• Records for processing:
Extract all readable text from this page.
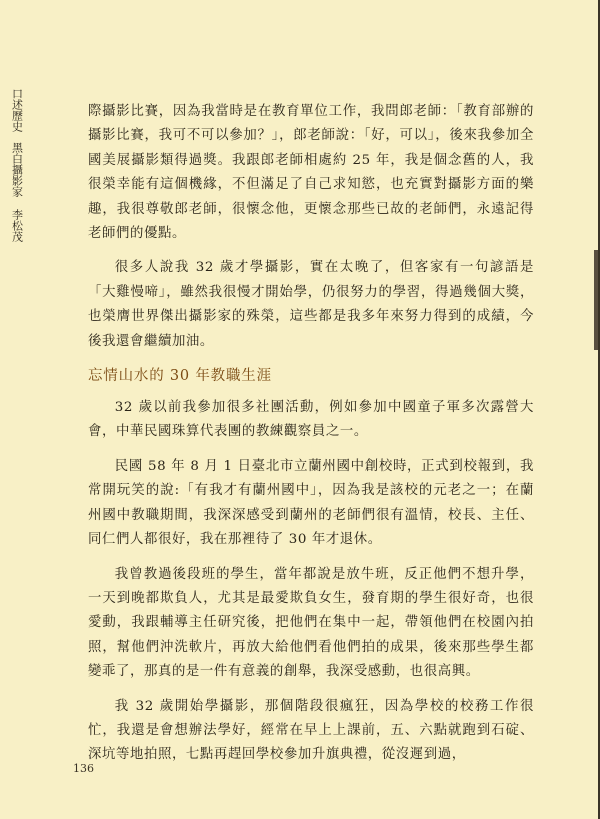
口述歷史
黑白攝影家
李松茂

際攝影比賽，因為我當時是在教育單位工作，我問郎老師：「教育部辦的攝影比賽，我可不可以參加？」，郎老師說：「好，可以」，後來我參加全國美展攝影類得過獎。我跟郎老師相處約 25 年，我是個念舊的人，我很榮幸能有這個機緣，不但滿足了自己求知慾，也充實對攝影方面的樂趣，我很尊敬郎老師，很懷念他，更懷念那些已故的老師們，永遠記得老師們的優點。

很多人說我 32 歲才學攝影，實在太晚了，但客家有一句諺語是「大雞慢啼」，雖然我很慢才開始學，仍很努力的學習，得過幾個大獎，也榮膺世界傑出攝影家的殊榮，這些都是我多年來努力得到的成績，今後我還會繼續加油。

忘情山水的 30 年教職生涯

32 歲以前我參加很多社團活動，例如參加中國童子軍多次露營大會，中華民國珠算代表團的教練觀察員之一。

民國 58 年 8 月 1 日臺北市立蘭州國中創校時，正式到校報到，我常開玩笑的說:「有我才有蘭州國中」，因為我是該校的元老之一；在蘭州國中教職期間，我深深感受到蘭州的老師們很有溫情，校長、主任、同仁們人都很好，我在那裡待了 30 年才退休。

我曾教過後段班的學生，當年都說是放牛班，反正他們不想升學，一天到晚都欺負人，尤其是最愛欺負女生，發育期的學生很好奇，也很愛動，我跟輔導主任研究後，把他們在集中一起，帶領他們在校園內拍照，幫他們沖洗軟片，再放大給他們看他們拍的成果，後來那些學生都變乖了，那真的是一件有意義的創舉，我深受感動，也很高興。

我 32 歲開始學攝影，那個階段很瘋狂，因為學校的校務工作很忙，我還是會想辦法學好，經常在早上上課前，五、六點就跑到石碇、深坑等地拍照，七點再趕回學校參加升旗典禮，從沒遲到過，

136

• Exercise:
Repeat the data exactly, without the pictures.

• Task response:
Extract all readable text from this page.
口述歷史
黑白攝影家
李松茂

際攝影比賽，因為我當時是在教育單位工作，我問郎老師：「教育部辦的攝影比賽，我可不可以參加？」，郎老師說：「好，可以」，後來我參加全國美展攝影類得過獎。我跟郎老師相處約 25 年，我是個念舊的人，我很榮幸能有這個機緣，不但滿足了自己求知慾，也充實對攝影方面的樂趣，我很尊敬郎老師，很懷念他，更懷念那些已故的老師們，永遠記得老師們的優點。

很多人說我 32 歲才學攝影，實在太晚了，但客家有一句諺語是「大雞慢啼」，雖然我很慢才開始學，仍很努力的學習，得過幾個大獎，也榮膺世界傑出攝影家的殊榮，這些都是我多年來努力得到的成績，今後我還會繼續加油。

忘情山水的 30 年教職生涯

32 歲以前我參加很多社團活動，例如參加中國童子軍多次露營大會，中華民國珠算代表團的教練觀察員之一。

民國 58 年 8 月 1 日臺北市立蘭州國中創校時，正式到校報到，我常開玩笑的說:「有我才有蘭州國中」，因為我是該校的元老之一；在蘭州國中教職期間，我深深感受到蘭州的老師們很有溫情，校長、主任、同仁們人都很好，我在那裡待了 30 年才退休。

我曾教過後段班的學生，當年都說是放牛班，反正他們不想升學，一天到晚都欺負人，尤其是最愛欺負女生，發育期的學生很好奇，也很愛動，我跟輔導主任研究後，把他們在集中一起，帶領他們在校園內拍照，幫他們沖洗軟片，再放大給他們看他們拍的成果，後來那些學生都變乖了，那真的是一件有意義的創舉，我深受感動，也很高興。

我 32 歲開始學攝影，那個階段很瘋狂，因為學校的校務工作很忙，我還是會想辦法學好，經常在早上上課前，五、六點就跑到石碇、深坑等地拍照，七點再趕回學校參加升旗典禮，從沒遲到過，

136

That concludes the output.